* Your objective *
Transcribe every entry word for word. Skip the pictures.

··· Information provided

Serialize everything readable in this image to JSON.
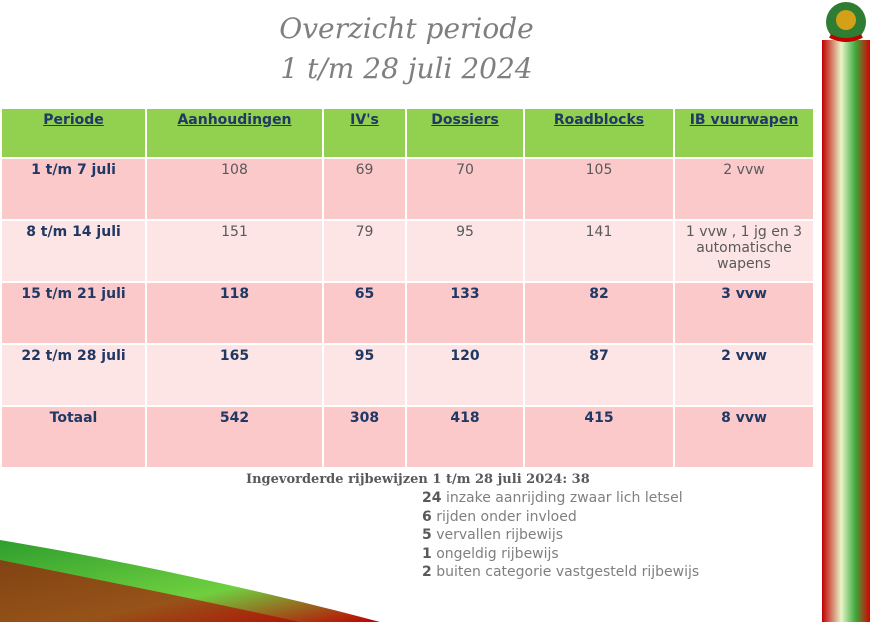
{
  "header": {
    "title_line1": "Overzicht  periode",
    "title_line2": "1 t/m 28 juli 2024"
  },
  "table": {
    "columns": [
      "Periode",
      "Aanhoudingen",
      "IV's",
      "Dossiers",
      "Roadblocks",
      "IB vuurwapen"
    ],
    "rows": [
      [
        "1 t/m 7 juli",
        "108",
        "69",
        "70",
        "105",
        "2 vvw"
      ],
      [
        "8 t/m 14 juli",
        "151",
        "79",
        "95",
        "141",
        "1 vvw , 1 jg en 3 automatische wapens"
      ],
      [
        "15 t/m 21 juli",
        "118",
        "65",
        "133",
        "82",
        "3 vvw"
      ],
      [
        "22 t/m 28 juli",
        "165",
        "95",
        "120",
        "87",
        "2 vvw"
      ],
      [
        "Totaal",
        "542",
        "308",
        "418",
        "415",
        "8 vvw"
      ]
    ]
  },
  "summary": {
    "heading": "Ingevorderde rijbewijzen 1 t/m 28 juli 2024: 38",
    "items": [
      {
        "count": "24",
        "text": "inzake aanrijding zwaar lich letsel"
      },
      {
        "count": "6",
        "text": "rijden onder invloed"
      },
      {
        "count": "5",
        "text": "vervallen rijbewijs"
      },
      {
        "count": "1",
        "text": "ongeldig rijbewijs"
      },
      {
        "count": "2",
        "text": "buiten categorie vastgesteld rijbewijs"
      }
    ]
  }
}
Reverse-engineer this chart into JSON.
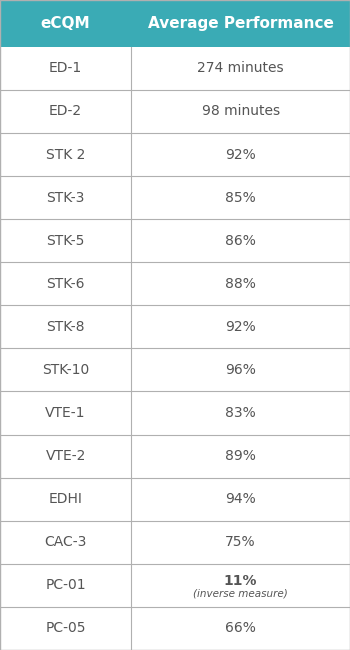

······

* Solution to the problem *
Serialize everything readable in this image to JSON.
{
  "header": {
    "title_line1": "Overzicht  periode",
    "title_line2": "1 t/m 28 juli 2024"
  },
  "table": {
    "columns": [
      "Periode",
      "Aanhoudingen",
      "IV's",
      "Dossiers",
      "Roadblocks",
      "IB vuurwapen"
    ],
    "rows": [
      [
        "1 t/m 7 juli",
        "108",
        "69",
        "70",
        "105",
        "2 vvw"
      ],
      [
        "8 t/m 14 juli",
        "151",
        "79",
        "95",
        "141",
        "1 vvw , 1 jg en 3 automatische wapens"
      ],
      [
        "15 t/m 21 juli",
        "118",
        "65",
        "133",
        "82",
        "3 vvw"
      ],
      [
        "22 t/m 28 juli",
        "165",
        "95",
        "120",
        "87",
        "2 vvw"
      ],
      [
        "Totaal",
        "542",
        "308",
        "418",
        "415",
        "8 vvw"
      ]
    ]
  },
  "summary": {
    "heading": "Ingevorderde rijbewijzen 1 t/m 28 juli 2024: 38",
    "items": [
      {
        "count": "24",
        "text": "inzake aanrijding zwaar lich letsel"
      },
      {
        "count": "6",
        "text": "rijden onder invloed"
      },
      {
        "count": "5",
        "text": "vervallen rijbewijs"
      },
      {
        "count": "1",
        "text": "ongeldig rijbewijs"
      },
      {
        "count": "2",
        "text": "buiten categorie vastgesteld rijbewijs"
      }
    ]
  }
}
Reverse-engineer this chart into JSON.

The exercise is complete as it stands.